**Your goal**: Reproduce the lines of the material exactly, excluding every image.

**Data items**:

"""

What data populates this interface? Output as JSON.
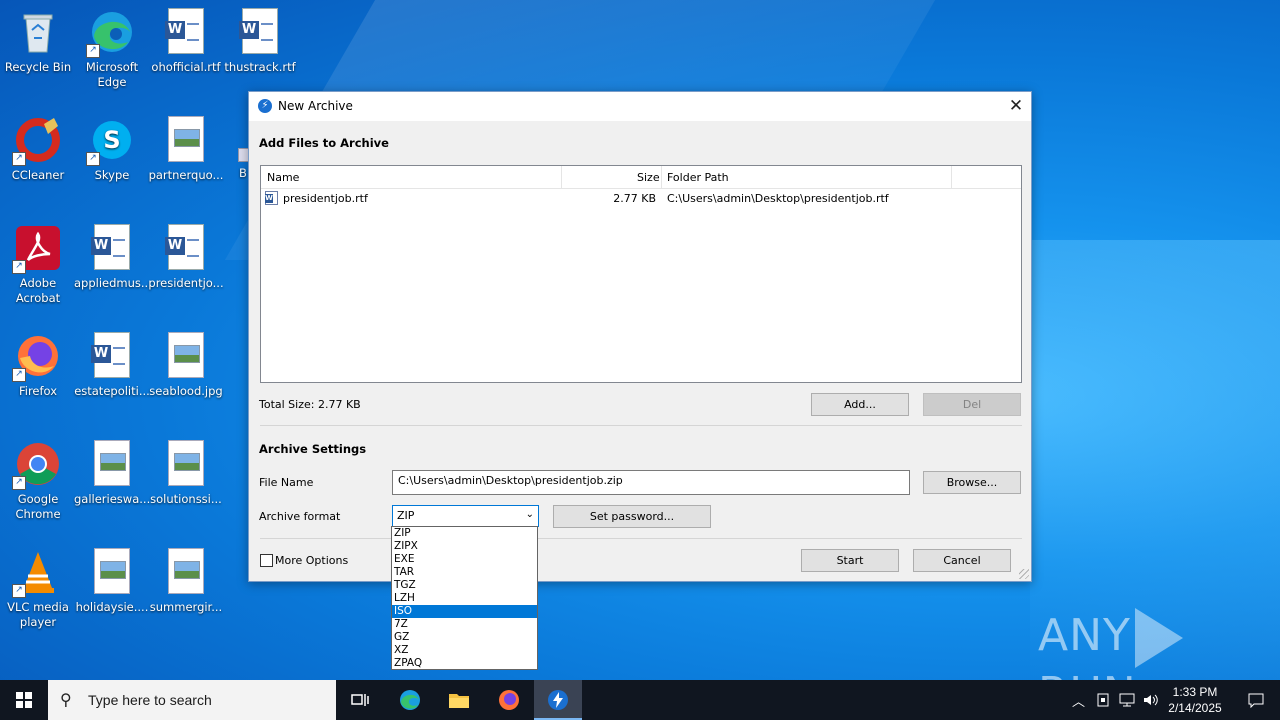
{
  "desktop": {
    "icons": [
      {
        "label": "Recycle Bin"
      },
      {
        "label": "Microsoft Edge"
      },
      {
        "label": "ohofficial.rtf"
      },
      {
        "label": "thustrack.rtf"
      },
      {
        "label": "CCleaner"
      },
      {
        "label": "Skype"
      },
      {
        "label": "partnerquo..."
      },
      {
        "label": "B"
      },
      {
        "label": "Adobe Acrobat"
      },
      {
        "label": "appliedmus..."
      },
      {
        "label": "presidentjo..."
      },
      {
        "label": "Firefox"
      },
      {
        "label": "estatepoliti..."
      },
      {
        "label": "seablood.jpg"
      },
      {
        "label": "Google Chrome"
      },
      {
        "label": "gallerieswa..."
      },
      {
        "label": "solutionssi..."
      },
      {
        "label": "VLC media player"
      },
      {
        "label": "holidaysie...."
      },
      {
        "label": "summergir..."
      }
    ]
  },
  "dialog": {
    "title": "New Archive",
    "add_files_heading": "Add Files to Archive",
    "columns": {
      "name": "Name",
      "size": "Size",
      "folder": "Folder Path"
    },
    "files": [
      {
        "name": "presidentjob.rtf",
        "size": "2.77 KB",
        "path": "C:\\Users\\admin\\Desktop\\presidentjob.rtf"
      }
    ],
    "total_size": "Total Size: 2.77 KB",
    "add_button": "Add...",
    "del_button": "Del",
    "settings_heading": "Archive Settings",
    "file_name_label": "File Name",
    "file_name_value": "C:\\Users\\admin\\Desktop\\presidentjob.zip",
    "browse_button": "Browse...",
    "archive_format_label": "Archive format",
    "archive_format_value": "ZIP",
    "set_password_button": "Set password...",
    "more_options_label": "More Options",
    "start_button": "Start",
    "cancel_button": "Cancel",
    "format_options": [
      "ZIP",
      "ZIPX",
      "EXE",
      "TAR",
      "TGZ",
      "LZH",
      "ISO",
      "7Z",
      "GZ",
      "XZ",
      "ZPAQ"
    ],
    "highlighted_option": "ISO"
  },
  "watermark": {
    "left": "ANY",
    "right": "RUN"
  },
  "taskbar": {
    "search_placeholder": "Type here to search",
    "time": "1:33 PM",
    "date": "2/14/2025"
  },
  "colors": {
    "accent": "#0078d7",
    "taskbar": "#101620"
  }
}
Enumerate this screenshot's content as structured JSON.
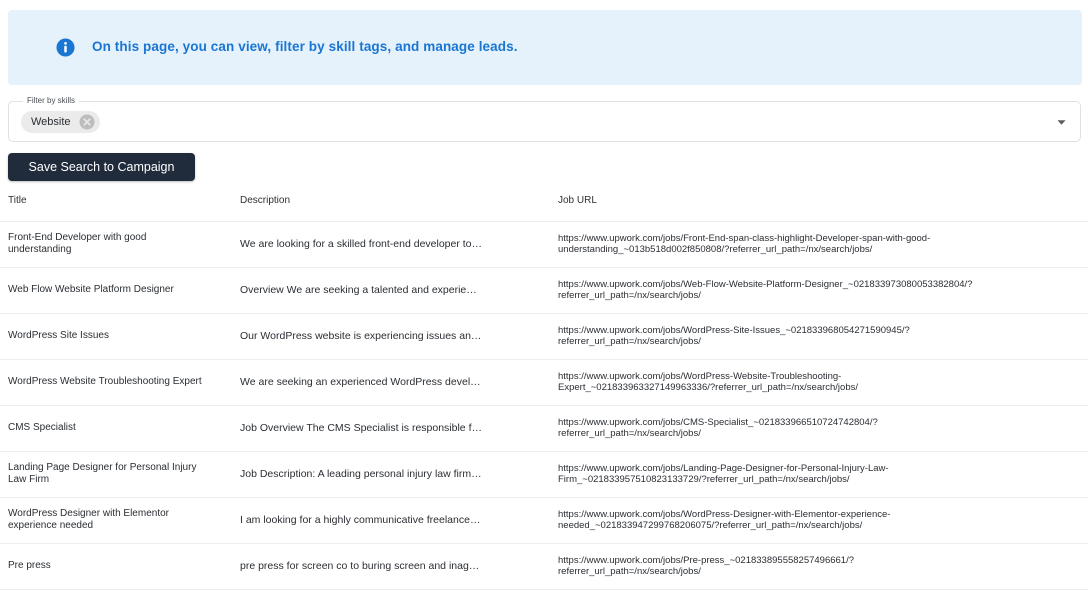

"""

**The answer**:
What data populates this interface? Output as JSON.
{
  "desktop": {
    "icons": [
      {
        "label": "Recycle Bin"
      },
      {
        "label": "Microsoft Edge"
      },
      {
        "label": "ohofficial.rtf"
      },
      {
        "label": "thustrack.rtf"
      },
      {
        "label": "CCleaner"
      },
      {
        "label": "Skype"
      },
      {
        "label": "partnerquo..."
      },
      {
        "label": "B"
      },
      {
        "label": "Adobe Acrobat"
      },
      {
        "label": "appliedmus..."
      },
      {
        "label": "presidentjo..."
      },
      {
        "label": "Firefox"
      },
      {
        "label": "estatepoliti..."
      },
      {
        "label": "seablood.jpg"
      },
      {
        "label": "Google Chrome"
      },
      {
        "label": "gallerieswa..."
      },
      {
        "label": "solutionssi..."
      },
      {
        "label": "VLC media player"
      },
      {
        "label": "holidaysie...."
      },
      {
        "label": "summergir..."
      }
    ]
  },
  "dialog": {
    "title": "New Archive",
    "add_files_heading": "Add Files to Archive",
    "columns": {
      "name": "Name",
      "size": "Size",
      "folder": "Folder Path"
    },
    "files": [
      {
        "name": "presidentjob.rtf",
        "size": "2.77 KB",
        "path": "C:\\Users\\admin\\Desktop\\presidentjob.rtf"
      }
    ],
    "total_size": "Total Size: 2.77 KB",
    "add_button": "Add...",
    "del_button": "Del",
    "settings_heading": "Archive Settings",
    "file_name_label": "File Name",
    "file_name_value": "C:\\Users\\admin\\Desktop\\presidentjob.zip",
    "browse_button": "Browse...",
    "archive_format_label": "Archive format",
    "archive_format_value": "ZIP",
    "set_password_button": "Set password...",
    "more_options_label": "More Options",
    "start_button": "Start",
    "cancel_button": "Cancel",
    "format_options": [
      "ZIP",
      "ZIPX",
      "EXE",
      "TAR",
      "TGZ",
      "LZH",
      "ISO",
      "7Z",
      "GZ",
      "XZ",
      "ZPAQ"
    ],
    "highlighted_option": "ISO"
  },
  "watermark": {
    "left": "ANY",
    "right": "RUN"
  },
  "taskbar": {
    "search_placeholder": "Type here to search",
    "time": "1:33 PM",
    "date": "2/14/2025"
  },
  "colors": {
    "accent": "#0078d7",
    "taskbar": "#101620"
  }
}
Enumerate this screenshot's content as structured JSON.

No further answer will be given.